◆ Figure record extracts ◆
- - - - - - -
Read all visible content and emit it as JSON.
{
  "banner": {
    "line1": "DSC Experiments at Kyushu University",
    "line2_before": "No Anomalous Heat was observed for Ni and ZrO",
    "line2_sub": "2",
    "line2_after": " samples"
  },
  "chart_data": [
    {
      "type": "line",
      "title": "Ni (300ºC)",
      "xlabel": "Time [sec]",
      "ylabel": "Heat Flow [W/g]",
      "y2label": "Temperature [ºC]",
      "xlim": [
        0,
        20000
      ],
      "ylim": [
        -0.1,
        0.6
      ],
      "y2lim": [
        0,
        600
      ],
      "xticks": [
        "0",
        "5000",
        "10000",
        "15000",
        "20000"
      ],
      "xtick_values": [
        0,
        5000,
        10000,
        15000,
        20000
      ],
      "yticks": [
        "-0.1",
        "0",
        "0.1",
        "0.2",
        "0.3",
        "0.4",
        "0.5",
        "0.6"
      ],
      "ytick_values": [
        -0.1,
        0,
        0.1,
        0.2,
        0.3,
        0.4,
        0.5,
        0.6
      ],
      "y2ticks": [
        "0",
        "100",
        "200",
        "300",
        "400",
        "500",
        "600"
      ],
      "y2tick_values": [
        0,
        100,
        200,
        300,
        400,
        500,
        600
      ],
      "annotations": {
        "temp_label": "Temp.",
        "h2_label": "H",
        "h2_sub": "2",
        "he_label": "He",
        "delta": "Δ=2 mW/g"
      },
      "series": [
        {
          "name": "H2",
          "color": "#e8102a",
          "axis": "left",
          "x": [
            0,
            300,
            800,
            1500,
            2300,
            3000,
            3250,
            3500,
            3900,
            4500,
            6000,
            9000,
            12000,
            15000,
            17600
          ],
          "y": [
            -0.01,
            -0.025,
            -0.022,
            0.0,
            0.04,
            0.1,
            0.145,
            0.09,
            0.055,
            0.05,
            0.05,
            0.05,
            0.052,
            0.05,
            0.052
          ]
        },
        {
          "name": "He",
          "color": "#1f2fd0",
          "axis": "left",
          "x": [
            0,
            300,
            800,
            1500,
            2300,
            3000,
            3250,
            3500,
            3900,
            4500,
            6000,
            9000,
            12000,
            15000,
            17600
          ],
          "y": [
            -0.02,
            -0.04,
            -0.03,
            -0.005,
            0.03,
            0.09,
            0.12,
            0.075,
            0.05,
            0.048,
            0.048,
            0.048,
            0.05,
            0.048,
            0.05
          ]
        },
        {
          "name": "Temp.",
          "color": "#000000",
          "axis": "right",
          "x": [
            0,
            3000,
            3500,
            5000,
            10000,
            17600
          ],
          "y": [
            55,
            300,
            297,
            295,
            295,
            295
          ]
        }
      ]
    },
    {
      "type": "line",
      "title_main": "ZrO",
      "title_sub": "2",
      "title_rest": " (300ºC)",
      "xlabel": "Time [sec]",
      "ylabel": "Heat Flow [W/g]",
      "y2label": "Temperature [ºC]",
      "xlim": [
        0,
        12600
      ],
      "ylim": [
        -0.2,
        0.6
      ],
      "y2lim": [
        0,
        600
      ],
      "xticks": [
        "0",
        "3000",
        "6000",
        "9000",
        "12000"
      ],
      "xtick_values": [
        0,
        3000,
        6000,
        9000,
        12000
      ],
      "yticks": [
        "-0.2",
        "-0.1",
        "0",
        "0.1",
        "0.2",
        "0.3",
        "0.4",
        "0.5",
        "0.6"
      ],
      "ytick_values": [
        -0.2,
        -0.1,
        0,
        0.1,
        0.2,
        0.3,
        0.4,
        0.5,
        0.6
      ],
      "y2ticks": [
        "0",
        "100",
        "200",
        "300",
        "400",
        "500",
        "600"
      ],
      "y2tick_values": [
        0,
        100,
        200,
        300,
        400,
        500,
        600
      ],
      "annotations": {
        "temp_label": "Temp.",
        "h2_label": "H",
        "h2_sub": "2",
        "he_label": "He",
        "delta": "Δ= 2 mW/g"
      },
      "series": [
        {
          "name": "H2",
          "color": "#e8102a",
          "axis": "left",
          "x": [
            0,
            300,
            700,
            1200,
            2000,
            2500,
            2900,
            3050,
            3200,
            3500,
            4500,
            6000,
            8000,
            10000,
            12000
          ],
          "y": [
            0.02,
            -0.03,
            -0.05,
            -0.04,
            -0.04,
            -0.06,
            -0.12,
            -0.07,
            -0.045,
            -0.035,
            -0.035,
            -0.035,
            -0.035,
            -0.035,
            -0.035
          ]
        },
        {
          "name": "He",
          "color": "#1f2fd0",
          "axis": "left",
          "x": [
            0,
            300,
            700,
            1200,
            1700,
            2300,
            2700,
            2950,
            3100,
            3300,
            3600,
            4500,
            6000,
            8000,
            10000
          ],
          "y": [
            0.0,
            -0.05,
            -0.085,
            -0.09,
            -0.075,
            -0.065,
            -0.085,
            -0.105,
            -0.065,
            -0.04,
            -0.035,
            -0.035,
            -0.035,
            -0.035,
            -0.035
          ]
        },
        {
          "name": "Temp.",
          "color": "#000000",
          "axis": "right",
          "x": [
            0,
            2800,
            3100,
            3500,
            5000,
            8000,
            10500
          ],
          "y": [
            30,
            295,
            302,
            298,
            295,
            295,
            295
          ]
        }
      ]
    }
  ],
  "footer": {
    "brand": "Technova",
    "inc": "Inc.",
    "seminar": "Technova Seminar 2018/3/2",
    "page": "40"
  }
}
- - - - - - -
◆ EXERCISE INSTRUCTIONS ◆
Retype all the records, matching them exactly.

◆ FULL RESPONSE ◆
Read all visible content and emit it as JSON.
{
  "banner": {
    "line1": "DSC Experiments at Kyushu University",
    "line2_before": "No Anomalous Heat was observed for Ni and ZrO",
    "line2_sub": "2",
    "line2_after": " samples"
  },
  "chart_data": [
    {
      "type": "line",
      "title": "Ni (300ºC)",
      "xlabel": "Time [sec]",
      "ylabel": "Heat Flow [W/g]",
      "y2label": "Temperature [ºC]",
      "xlim": [
        0,
        20000
      ],
      "ylim": [
        -0.1,
        0.6
      ],
      "y2lim": [
        0,
        600
      ],
      "xticks": [
        "0",
        "5000",
        "10000",
        "15000",
        "20000"
      ],
      "xtick_values": [
        0,
        5000,
        10000,
        15000,
        20000
      ],
      "yticks": [
        "-0.1",
        "0",
        "0.1",
        "0.2",
        "0.3",
        "0.4",
        "0.5",
        "0.6"
      ],
      "ytick_values": [
        -0.1,
        0,
        0.1,
        0.2,
        0.3,
        0.4,
        0.5,
        0.6
      ],
      "y2ticks": [
        "0",
        "100",
        "200",
        "300",
        "400",
        "500",
        "600"
      ],
      "y2tick_values": [
        0,
        100,
        200,
        300,
        400,
        500,
        600
      ],
      "annotations": {
        "temp_label": "Temp.",
        "h2_label": "H",
        "h2_sub": "2",
        "he_label": "He",
        "delta": "Δ=2 mW/g"
      },
      "series": [
        {
          "name": "H2",
          "color": "#e8102a",
          "axis": "left",
          "x": [
            0,
            300,
            800,
            1500,
            2300,
            3000,
            3250,
            3500,
            3900,
            4500,
            6000,
            9000,
            12000,
            15000,
            17600
          ],
          "y": [
            -0.01,
            -0.025,
            -0.022,
            0.0,
            0.04,
            0.1,
            0.145,
            0.09,
            0.055,
            0.05,
            0.05,
            0.05,
            0.052,
            0.05,
            0.052
          ]
        },
        {
          "name": "He",
          "color": "#1f2fd0",
          "axis": "left",
          "x": [
            0,
            300,
            800,
            1500,
            2300,
            3000,
            3250,
            3500,
            3900,
            4500,
            6000,
            9000,
            12000,
            15000,
            17600
          ],
          "y": [
            -0.02,
            -0.04,
            -0.03,
            -0.005,
            0.03,
            0.09,
            0.12,
            0.075,
            0.05,
            0.048,
            0.048,
            0.048,
            0.05,
            0.048,
            0.05
          ]
        },
        {
          "name": "Temp.",
          "color": "#000000",
          "axis": "right",
          "x": [
            0,
            3000,
            3500,
            5000,
            10000,
            17600
          ],
          "y": [
            55,
            300,
            297,
            295,
            295,
            295
          ]
        }
      ]
    },
    {
      "type": "line",
      "title_main": "ZrO",
      "title_sub": "2",
      "title_rest": " (300ºC)",
      "xlabel": "Time [sec]",
      "ylabel": "Heat Flow [W/g]",
      "y2label": "Temperature [ºC]",
      "xlim": [
        0,
        12600
      ],
      "ylim": [
        -0.2,
        0.6
      ],
      "y2lim": [
        0,
        600
      ],
      "xticks": [
        "0",
        "3000",
        "6000",
        "9000",
        "12000"
      ],
      "xtick_values": [
        0,
        3000,
        6000,
        9000,
        12000
      ],
      "yticks": [
        "-0.2",
        "-0.1",
        "0",
        "0.1",
        "0.2",
        "0.3",
        "0.4",
        "0.5",
        "0.6"
      ],
      "ytick_values": [
        -0.2,
        -0.1,
        0,
        0.1,
        0.2,
        0.3,
        0.4,
        0.5,
        0.6
      ],
      "y2ticks": [
        "0",
        "100",
        "200",
        "300",
        "400",
        "500",
        "600"
      ],
      "y2tick_values": [
        0,
        100,
        200,
        300,
        400,
        500,
        600
      ],
      "annotations": {
        "temp_label": "Temp.",
        "h2_label": "H",
        "h2_sub": "2",
        "he_label": "He",
        "delta": "Δ= 2 mW/g"
      },
      "series": [
        {
          "name": "H2",
          "color": "#e8102a",
          "axis": "left",
          "x": [
            0,
            300,
            700,
            1200,
            2000,
            2500,
            2900,
            3050,
            3200,
            3500,
            4500,
            6000,
            8000,
            10000,
            12000
          ],
          "y": [
            0.02,
            -0.03,
            -0.05,
            -0.04,
            -0.04,
            -0.06,
            -0.12,
            -0.07,
            -0.045,
            -0.035,
            -0.035,
            -0.035,
            -0.035,
            -0.035,
            -0.035
          ]
        },
        {
          "name": "He",
          "color": "#1f2fd0",
          "axis": "left",
          "x": [
            0,
            300,
            700,
            1200,
            1700,
            2300,
            2700,
            2950,
            3100,
            3300,
            3600,
            4500,
            6000,
            8000,
            10000
          ],
          "y": [
            0.0,
            -0.05,
            -0.085,
            -0.09,
            -0.075,
            -0.065,
            -0.085,
            -0.105,
            -0.065,
            -0.04,
            -0.035,
            -0.035,
            -0.035,
            -0.035,
            -0.035
          ]
        },
        {
          "name": "Temp.",
          "color": "#000000",
          "axis": "right",
          "x": [
            0,
            2800,
            3100,
            3500,
            5000,
            8000,
            10500
          ],
          "y": [
            30,
            295,
            302,
            298,
            295,
            295,
            295
          ]
        }
      ]
    }
  ],
  "footer": {
    "brand": "Technova",
    "inc": "Inc.",
    "seminar": "Technova Seminar 2018/3/2",
    "page": "40"
  }
}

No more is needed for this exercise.